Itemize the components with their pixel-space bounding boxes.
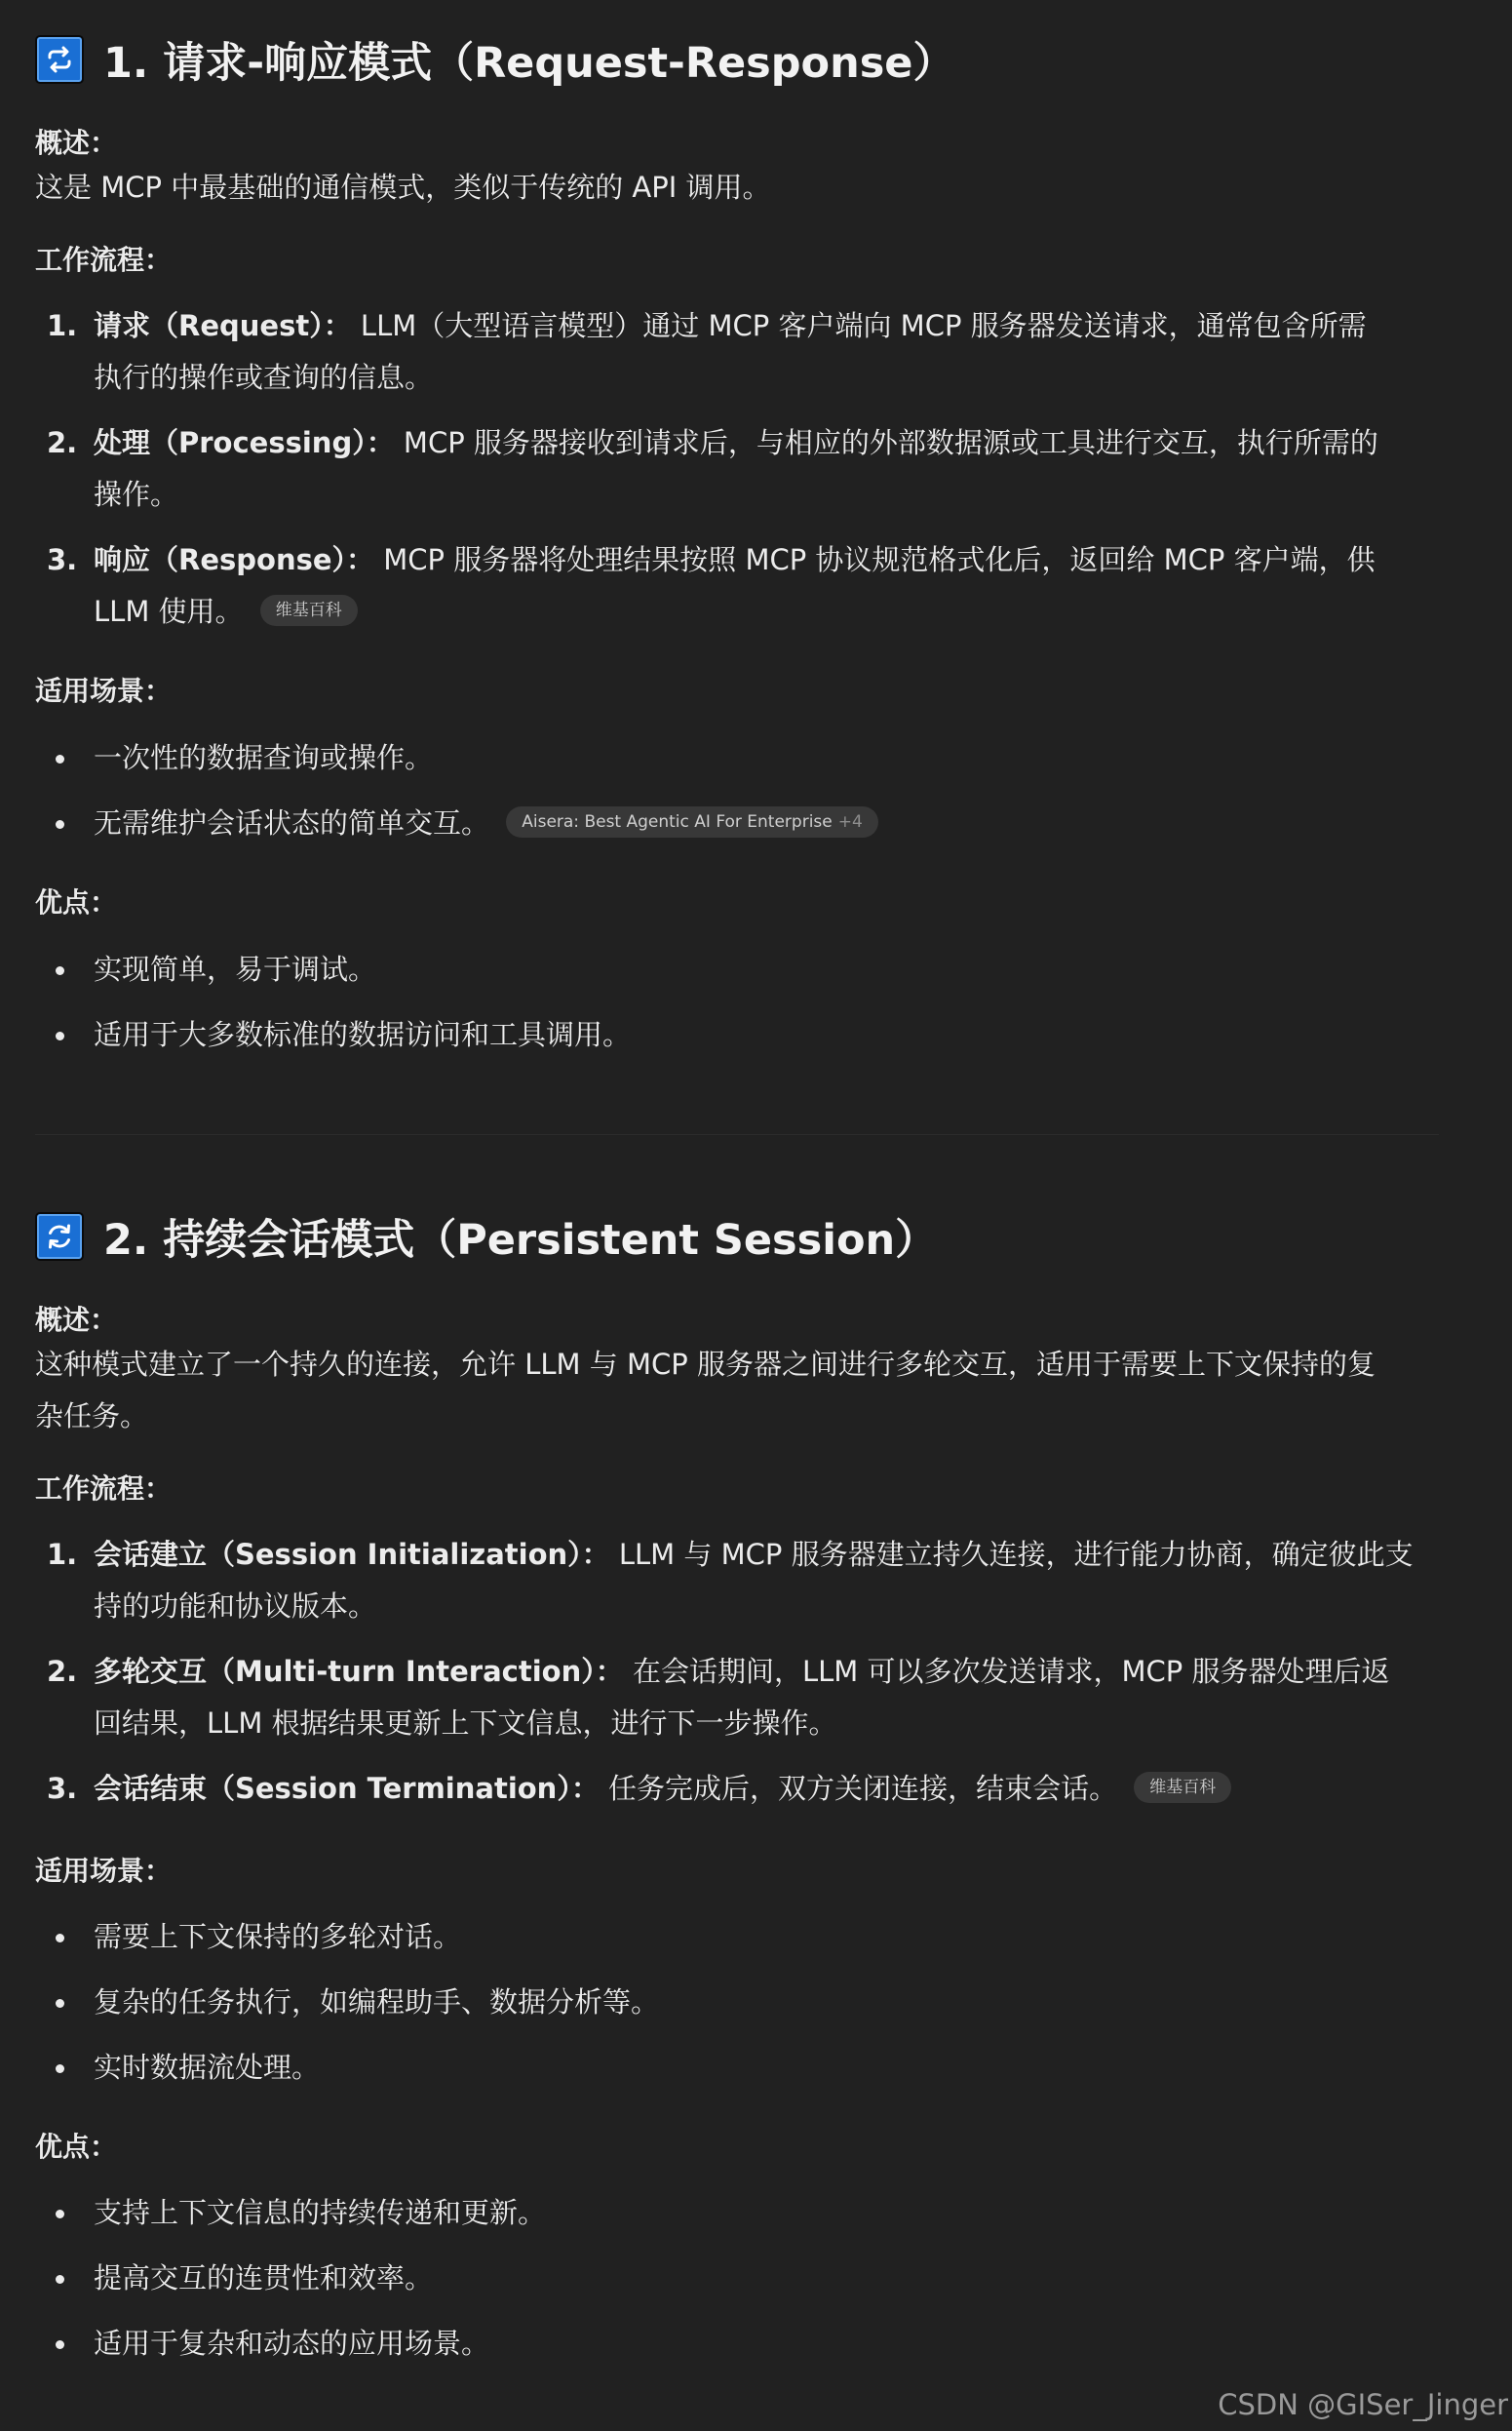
advantage-text: 适用于复杂和动态的应用场景。 <box>94 2327 490 2360</box>
scenarios-list <box>35 1911 1439 2094</box>
scenarios-label: 适用场景： <box>35 675 173 707</box>
bullet-dot <box>56 2210 64 2218</box>
advantages-label: 优点： <box>35 886 118 919</box>
bullet-dot <box>56 2275 64 2284</box>
chip-label: Aisera: Best Agentic AI For Enterprise <box>522 812 833 832</box>
advantages-label: 优点： <box>35 2131 118 2163</box>
bullet-dot <box>56 966 64 975</box>
list-item <box>35 300 1439 404</box>
step-text: LLM 与 MCP 服务器建立持久连接，进行能力协商，确定彼此支 <box>609 1538 1414 1571</box>
step-number: 1. <box>47 309 78 342</box>
list-item <box>35 2318 1439 2370</box>
section-title: 1. 请求-响应模式（Request-Response） <box>103 38 955 88</box>
source-chip[interactable] <box>506 806 878 838</box>
step-title: 会话结束（Session Termination）： <box>94 1772 600 1805</box>
advantages-label-block <box>35 884 1439 921</box>
list-item <box>35 2253 1439 2304</box>
advantage-text: 实现简单，易于调试。 <box>94 953 377 986</box>
section-title: 2. 持续会话模式（Persistent Session） <box>103 1215 938 1265</box>
step-text-cont: LLM 使用。 <box>94 595 244 628</box>
overview-block <box>35 125 1439 214</box>
list-item <box>35 1763 1439 1815</box>
step-text: 任务完成后，双方关闭连接，结束会话。 <box>599 1772 1118 1805</box>
section-divider <box>35 1134 1439 1135</box>
section-heading <box>35 30 1439 89</box>
section-request-response <box>35 30 1439 89</box>
bullet-dot <box>56 2064 64 2073</box>
workflow-label: 工作流程： <box>35 244 173 276</box>
list-item <box>35 2042 1439 2094</box>
advantage-text: 支持上下文信息的持续传递和更新。 <box>94 2196 547 2229</box>
source-chip[interactable]: 维基百科 <box>1134 1772 1231 1803</box>
list-item <box>35 534 1439 638</box>
bullet-dot <box>56 1934 64 1942</box>
advantage-text: 提高交互的连贯性和效率。 <box>94 2261 434 2294</box>
step-number: 3. <box>47 1772 78 1805</box>
overview-line2: 杂任务。 <box>35 1399 149 1432</box>
list-item <box>35 417 1439 521</box>
scenarios-list <box>35 732 1439 849</box>
list-item <box>35 1911 1439 1963</box>
bullet-dot <box>56 1032 64 1040</box>
step-text: LLM（大型语言模型）通过 MCP 客户端向 MCP 服务器发送请求，通常包含所需 <box>351 309 1367 342</box>
overview-text: 这是 MCP 中最基础的通信模式，类似于传统的 API 调用。 <box>35 171 771 204</box>
step-title: 多轮交互（Multi-turn Interaction）： <box>94 1655 624 1688</box>
watermark: CSDN @GISer_Jinger <box>1218 2388 1508 2421</box>
advantages-list <box>35 944 1439 1061</box>
chip-extra-count: +4 <box>837 812 863 832</box>
refresh-cycle-icon <box>35 1212 84 1261</box>
list-item <box>35 1977 1439 2028</box>
step-text: MCP 服务器将处理结果按照 MCP 协议规范格式化后，返回给 MCP 客户端，供 <box>374 543 1376 576</box>
workflow-block <box>35 242 1439 279</box>
list-item <box>35 1529 1439 1632</box>
bullet-dot <box>56 820 64 829</box>
scenarios-label: 适用场景： <box>35 1855 173 1887</box>
bullet-dot <box>56 1999 64 2008</box>
section-heading <box>35 1207 1439 1266</box>
bullet-dot <box>56 755 64 764</box>
scenarios-label-block <box>35 1853 1439 1890</box>
step-number: 3. <box>47 543 78 576</box>
step-text: 在会话期间，LLM 可以多次发送请求，MCP 服务器处理后返 <box>623 1655 1390 1688</box>
step-number: 2. <box>47 1655 78 1688</box>
step-title: 处理（Processing）： <box>94 426 395 459</box>
step-number: 1. <box>47 1538 78 1571</box>
step-title: 会话建立（Session Initialization）： <box>94 1538 610 1571</box>
step-text-cont: 操作。 <box>94 478 179 511</box>
step-text-cont: 回结果，LLM 根据结果更新上下文信息，进行下一步操作。 <box>94 1706 837 1740</box>
workflow-steps <box>35 300 1439 638</box>
overview-line1: 这种模式建立了一个持久的连接，允许 LLM 与 MCP 服务器之间进行多轮交互，适用于需要上下文保持的复 <box>35 1348 1376 1381</box>
workflow-block <box>35 1470 1439 1508</box>
list-item <box>35 1646 1439 1749</box>
overview-label: 概述： <box>35 127 118 159</box>
scenario-text: 实时数据流处理。 <box>94 2051 321 2084</box>
overview-label: 概述： <box>35 1304 118 1336</box>
step-text-cont: 持的功能和协议版本。 <box>94 1589 377 1623</box>
advantage-text: 适用于大多数标准的数据访问和工具调用。 <box>94 1018 632 1051</box>
step-title: 响应（Response）： <box>94 543 375 576</box>
overview-block <box>35 1302 1439 1442</box>
list-item <box>35 798 1439 849</box>
workflow-label: 工作流程： <box>35 1472 173 1505</box>
list-item <box>35 732 1439 784</box>
scenario-text: 无需维护会话状态的简单交互。 <box>94 806 490 840</box>
section-persistent-session <box>35 1207 1439 1266</box>
step-text: MCP 服务器接收到请求后，与相应的外部数据源或工具进行交互，执行所需的 <box>394 426 1378 459</box>
advantages-label-block <box>35 2129 1439 2166</box>
workflow-steps <box>35 1529 1439 1815</box>
list-item <box>35 1009 1439 1061</box>
overview-text <box>35 1339 1439 1442</box>
scenario-text: 需要上下文保持的多轮对话。 <box>94 1920 462 1953</box>
source-chip[interactable]: 维基百科 <box>260 595 358 626</box>
bullet-dot <box>56 2340 64 2349</box>
scenario-text: 一次性的数据查询或操作。 <box>94 741 434 774</box>
scenarios-label-block <box>35 673 1439 710</box>
list-item <box>35 2187 1439 2239</box>
list-item <box>35 944 1439 996</box>
step-number: 2. <box>47 426 78 459</box>
scenario-text: 复杂的任务执行，如编程助手、数据分析等。 <box>94 1985 660 2019</box>
step-title: 请求（Request）： <box>94 309 352 342</box>
repeat-arrows-icon <box>35 35 84 84</box>
step-text-cont: 执行的操作或查询的信息。 <box>94 361 434 394</box>
advantages-list <box>35 2187 1439 2370</box>
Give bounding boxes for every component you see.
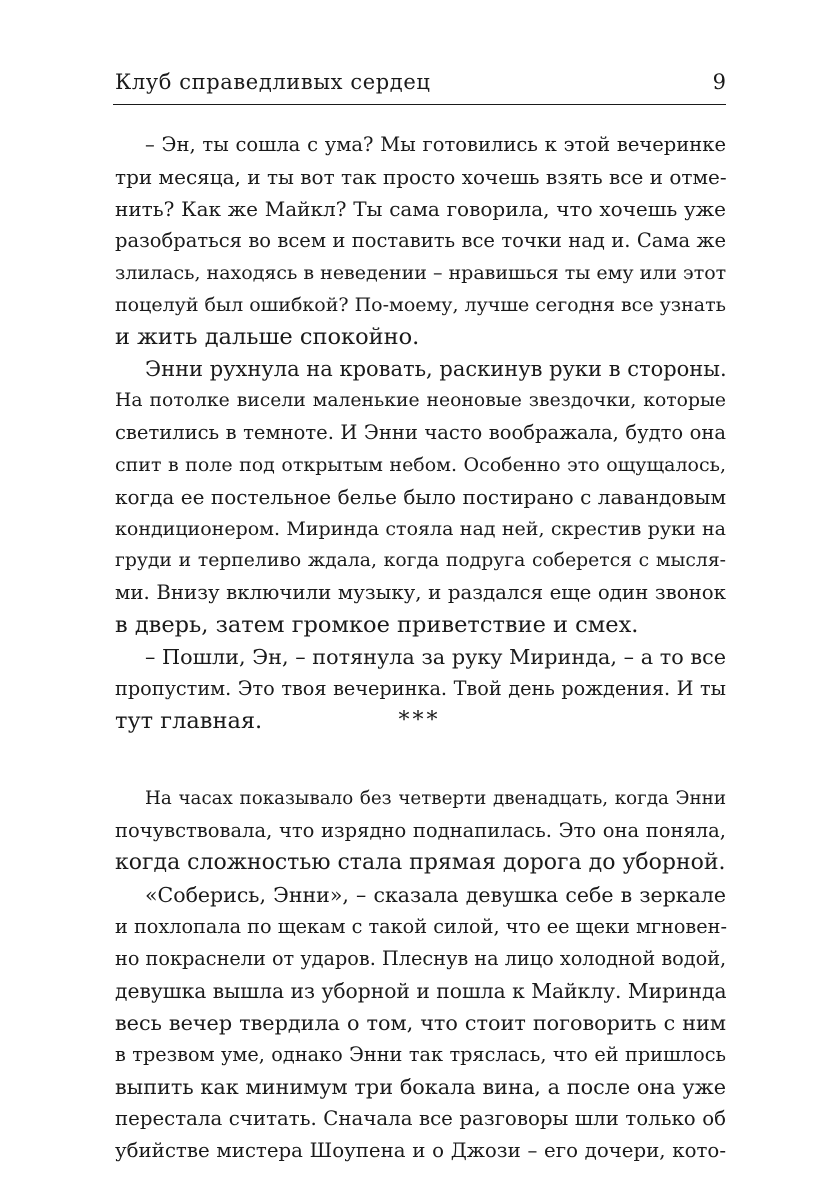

***

Stated task:
Please render every line of the entries above as a JSON list of strings, one string per line, with blank lines dropped and the pictures left out.

Response:
[
  "Itemize the components with their pixel-space bounding boxes.",
  "advantage-text: 适用于复杂和动态的应用场景。 <box>94 2327 490 2360</box>",
  "scenarios-list <box>35 1911 1439 2094</box>",
  "scenarios-label: 适用场景： <box>35 675 173 707</box>",
  "bullet-dot <box>56 2210 64 2218</box>",
  "advantages-label: 优点： <box>35 886 118 919</box>",
  "bullet-dot <box>56 2275 64 2284</box>",
  "chip-label: Aisera: Best Agentic AI For Enterprise <box>522 812 833 832</box>",
  "advantages-label: 优点： <box>35 2131 118 2163</box>",
  "bullet-dot <box>56 966 64 975</box>",
  "list-item <box>35 300 1439 404</box>",
  "step-text: LLM 与 MCP 服务器建立持久连接，进行能力协商，确定彼此支 <box>609 1538 1414 1571</box>",
  "step-number: 1. <box>47 309 78 342</box>",
  "list-item <box>35 2318 1439 2370</box>",
  "section-title: 1. 请求-响应模式（Request-Response） <box>103 38 955 88</box>",
  "source-chip[interactable] <box>506 806 878 838</box>",
  "step-title: 会话结束（Session Termination）： <box>94 1772 600 1805</box>",
  "advantages-label-block <box>35 884 1439 921</box>",
  "list-item <box>35 2253 1439 2304</box>",
  "advantage-text: 实现简单，易于调试。 <box>94 953 377 986</box>",
  "section-title: 2. 持续会话模式（Persistent Session） <box>103 1215 938 1265</box>",
  "step-text-cont: LLM 使用。 <box>94 595 244 628</box>",
  "overview-block <box>35 125 1439 214</box>",
  "list-item <box>35 1763 1439 1815</box>",
  "step-text: 任务完成后，双方关闭连接，结束会话。 <box>599 1772 1118 1805</box>",
  "section-divider <box>35 1134 1439 1135</box>",
  "section-heading <box>35 30 1439 89</box>",
  "section-request-response <box>35 30 1439 89</box>",
  "bullet-dot <box>56 2064 64 2073</box>",
  "workflow-label: 工作流程： <box>35 244 173 276</box>",
  "list-item <box>35 2042 1439 2094</box>",
  "advantage-text: 支持上下文信息的持续传递和更新。 <box>94 2196 547 2229</box>",
  "source-chip[interactable]: 维基百科 <box>1134 1772 1231 1803</box>",
  "list-item <box>35 534 1439 638</box>",
  "bullet-dot <box>56 1934 64 1942</box>",
  "advantage-text: 提高交互的连贯性和效率。 <box>94 2261 434 2294</box>",
  "step-number: 3. <box>47 1772 78 1805</box>",
  "overview-line2: 杂任务。 <box>35 1399 149 1432</box>",
  "list-item <box>35 417 1439 521</box>",
  "scenarios-list <box>35 732 1439 849</box>",
  "list-item <box>35 1911 1439 1963</box>",
  "bullet-dot <box>56 1032 64 1040</box>",
  "step-text: LLM（大型语言模型）通过 MCP 客户端向 MCP 服务器发送请求，通常包含所需 <box>351 309 1367 342</box>",
  "overview-text: 这是 MCP 中最基础的通信模式，类似于传统的 API 调用。 <box>35 171 771 204</box>",
  "step-title: 多轮交互（Multi-turn Interaction）： <box>94 1655 624 1688</box>",
  "watermark: CSDN @GISer_Jinger <box>1218 2388 1508 2421</box>",
  "advantages-list <box>35 944 1439 1061</box>",
  "chip-extra-count: +4 <box>837 812 863 832</box>",
  "refresh-cycle-icon <box>35 1212 84 1261</box>",
  "list-item <box>35 1977 1439 2028</box>",
  "step-text: MCP 服务器将处理结果按照 MCP 协议规范格式化后，返回给 MCP 客户端，供 <box>374 543 1376 576</box>",
  "workflow-block <box>35 242 1439 279</box>",
  "list-item <box>35 1529 1439 1632</box>",
  "bullet-dot <box>56 820 64 829</box>",
  "scenarios-label: 适用场景： <box>35 1855 173 1887</box>",
  "bullet-dot <box>56 1999 64 2008</box>",
  "section-heading <box>35 1207 1439 1266</box>",
  "bullet-dot <box>56 755 64 764</box>",
  "scenarios-label-block <box>35 1853 1439 1890</box>",
  "step-number: 3. <box>47 543 78 576</box>",
  "step-text: 在会话期间，LLM 可以多次发送请求，MCP 服务器处理后返 <box>623 1655 1390 1688</box>",
  "step-number: 2. <box>47 1655 78 1688</box>",
  "step-title: 处理（Processing）： <box>94 426 395 459</box>",
  "step-number: 1. <box>47 1538 78 1571</box>",
  "step-title: 会话建立（Session Initialization）： <box>94 1538 610 1571</box>",
  "step-text-cont: 操作。 <box>94 478 179 511</box>",
  "step-text-cont: 回结果，LLM 根据结果更新上下文信息，进行下一步操作。 <box>94 1706 837 1740</box>",
  "workflow-steps <box>35 300 1439 638</box>",
  "overview-line1: 这种模式建立了一个持久的连接，允许 LLM 与 MCP 服务器之间进行多轮交互，适用于需要上下文保持的复 <box>35 1348 1376 1381</box>",
  "workflow-block <box>35 1470 1439 1508</box>",
  "list-item <box>35 1646 1439 1749</box>",
  "overview-label: 概述： <box>35 127 118 159</box>",
  "scenario-text: 实时数据流处理。 <box>94 2051 321 2084</box>",
  "overview-label: 概述： <box>35 1304 118 1336</box>",
  "step-text-cont: 持的功能和协议版本。 <box>94 1589 377 1623</box>",
  "advantage-text: 适用于大多数标准的数据访问和工具调用。 <box>94 1018 632 1051</box>",
  "step-title: 响应（Response）： <box>94 543 375 576</box>",
  "overview-block <box>35 1302 1439 1442</box>",
  "list-item <box>35 798 1439 849</box>",
  "workflow-label: 工作流程： <box>35 1472 173 1505</box>",
  "list-item <box>35 732 1439 784</box>",
  "scenario-text: 无需维护会话状态的简单交互。 <box>94 806 490 840</box>",
  "section-persistent-session <box>35 1207 1439 1266</box>",
  "step-text: MCP 服务器接收到请求后，与相应的外部数据源或工具进行交互，执行所需的 <box>394 426 1378 459</box>",
  "advantages-label-block <box>35 2129 1439 2166</box>",
  "workflow-steps <box>35 1529 1439 1815</box>",
  "list-item <box>35 1009 1439 1061</box>",
  "overview-text <box>35 1339 1439 1442</box>",
  "scenario-text: 需要上下文保持的多轮对话。 <box>94 1920 462 1953</box>",
  "source-chip[interactable]: 维基百科 <box>260 595 358 626</box>",
  "bullet-dot <box>56 2340 64 2349</box>",
  "scenario-text: 一次性的数据查询或操作。 <box>94 741 434 774</box>",
  "scenarios-label-block <box>35 673 1439 710</box>",
  "list-item <box>35 2187 1439 2239</box>",
  "list-item <box>35 944 1439 996</box>",
  "step-number: 2. <box>47 426 78 459</box>",
  "scenario-text: 复杂的任务执行，如编程助手、数据分析等。 <box>94 1985 660 2019</box>",
  "step-title: 请求（Request）： <box>94 309 352 342</box>",
  "repeat-arrows-icon <box>35 35 84 84</box>",
  "step-text-cont: 执行的操作或查询的信息。 <box>94 361 434 394</box>",
  "advantages-list <box>35 2187 1439 2370</box>",
  "Give bounding boxes for every component you see."
]